#### [What the task asks]
Copy the listing verbatim, excluding any images found in it.

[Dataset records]
= = = = = = =
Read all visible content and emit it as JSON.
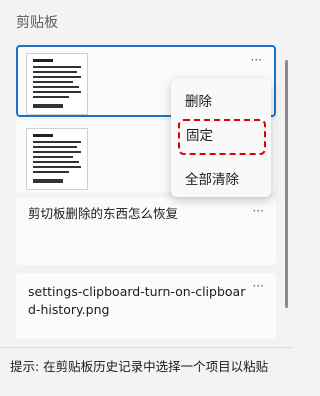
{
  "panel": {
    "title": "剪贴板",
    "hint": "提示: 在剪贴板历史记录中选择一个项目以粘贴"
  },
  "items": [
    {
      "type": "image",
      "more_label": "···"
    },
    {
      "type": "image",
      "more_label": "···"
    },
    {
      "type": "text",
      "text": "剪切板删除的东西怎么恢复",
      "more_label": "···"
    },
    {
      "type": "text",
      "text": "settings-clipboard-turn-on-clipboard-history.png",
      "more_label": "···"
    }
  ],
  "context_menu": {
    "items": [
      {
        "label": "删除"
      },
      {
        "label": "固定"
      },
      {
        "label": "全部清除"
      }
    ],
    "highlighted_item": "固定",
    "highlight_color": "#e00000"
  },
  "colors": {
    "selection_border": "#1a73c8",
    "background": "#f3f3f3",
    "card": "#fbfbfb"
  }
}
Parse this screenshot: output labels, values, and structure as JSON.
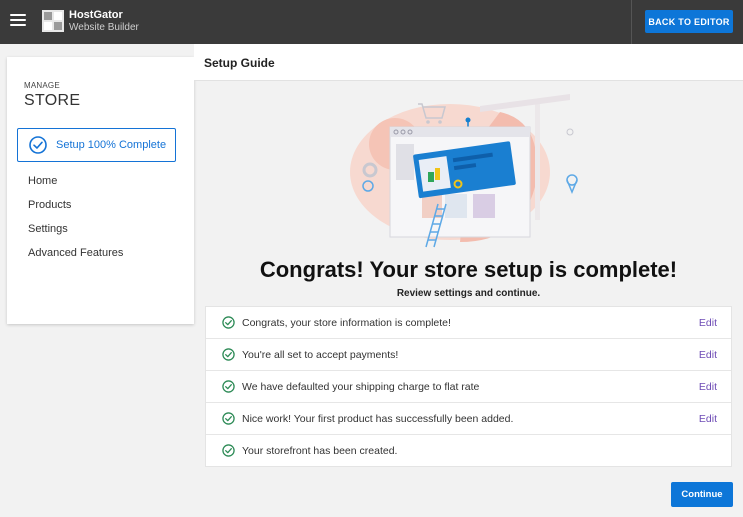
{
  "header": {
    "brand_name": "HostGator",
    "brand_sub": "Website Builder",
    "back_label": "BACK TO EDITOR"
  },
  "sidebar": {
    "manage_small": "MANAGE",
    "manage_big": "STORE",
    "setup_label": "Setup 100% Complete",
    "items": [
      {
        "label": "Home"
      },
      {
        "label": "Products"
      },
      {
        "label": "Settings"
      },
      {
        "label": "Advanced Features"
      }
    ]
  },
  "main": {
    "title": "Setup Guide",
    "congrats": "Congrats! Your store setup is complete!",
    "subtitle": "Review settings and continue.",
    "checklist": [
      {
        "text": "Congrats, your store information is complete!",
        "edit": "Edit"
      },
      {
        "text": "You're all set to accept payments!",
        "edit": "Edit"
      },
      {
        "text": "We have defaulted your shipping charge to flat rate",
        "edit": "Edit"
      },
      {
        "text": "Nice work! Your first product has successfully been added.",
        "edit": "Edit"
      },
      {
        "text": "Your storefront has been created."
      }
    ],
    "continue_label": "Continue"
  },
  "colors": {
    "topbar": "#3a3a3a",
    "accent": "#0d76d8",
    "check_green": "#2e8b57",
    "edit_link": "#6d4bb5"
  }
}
= = = = = = =
#### [Response]
Read all visible content and emit it as JSON.
{
  "panel": {
    "title": "剪贴板",
    "hint": "提示: 在剪贴板历史记录中选择一个项目以粘贴"
  },
  "items": [
    {
      "type": "image",
      "more_label": "···"
    },
    {
      "type": "image",
      "more_label": "···"
    },
    {
      "type": "text",
      "text": "剪切板删除的东西怎么恢复",
      "more_label": "···"
    },
    {
      "type": "text",
      "text": "settings-clipboard-turn-on-clipboard-history.png",
      "more_label": "···"
    }
  ],
  "context_menu": {
    "items": [
      {
        "label": "删除"
      },
      {
        "label": "固定"
      },
      {
        "label": "全部清除"
      }
    ],
    "highlighted_item": "固定",
    "highlight_color": "#e00000"
  },
  "colors": {
    "selection_border": "#1a73c8",
    "background": "#f3f3f3",
    "card": "#fbfbfb"
  }
}
Parse this screenshot: output labels, values, and structure as JSON.
{
  "header": {
    "brand_name": "HostGator",
    "brand_sub": "Website Builder",
    "back_label": "BACK TO EDITOR"
  },
  "sidebar": {
    "manage_small": "MANAGE",
    "manage_big": "STORE",
    "setup_label": "Setup 100% Complete",
    "items": [
      {
        "label": "Home"
      },
      {
        "label": "Products"
      },
      {
        "label": "Settings"
      },
      {
        "label": "Advanced Features"
      }
    ]
  },
  "main": {
    "title": "Setup Guide",
    "congrats": "Congrats! Your store setup is complete!",
    "subtitle": "Review settings and continue.",
    "checklist": [
      {
        "text": "Congrats, your store information is complete!",
        "edit": "Edit"
      },
      {
        "text": "You're all set to accept payments!",
        "edit": "Edit"
      },
      {
        "text": "We have defaulted your shipping charge to flat rate",
        "edit": "Edit"
      },
      {
        "text": "Nice work! Your first product has successfully been added.",
        "edit": "Edit"
      },
      {
        "text": "Your storefront has been created."
      }
    ],
    "continue_label": "Continue"
  },
  "colors": {
    "topbar": "#3a3a3a",
    "accent": "#0d76d8",
    "check_green": "#2e8b57",
    "edit_link": "#6d4bb5"
  }
}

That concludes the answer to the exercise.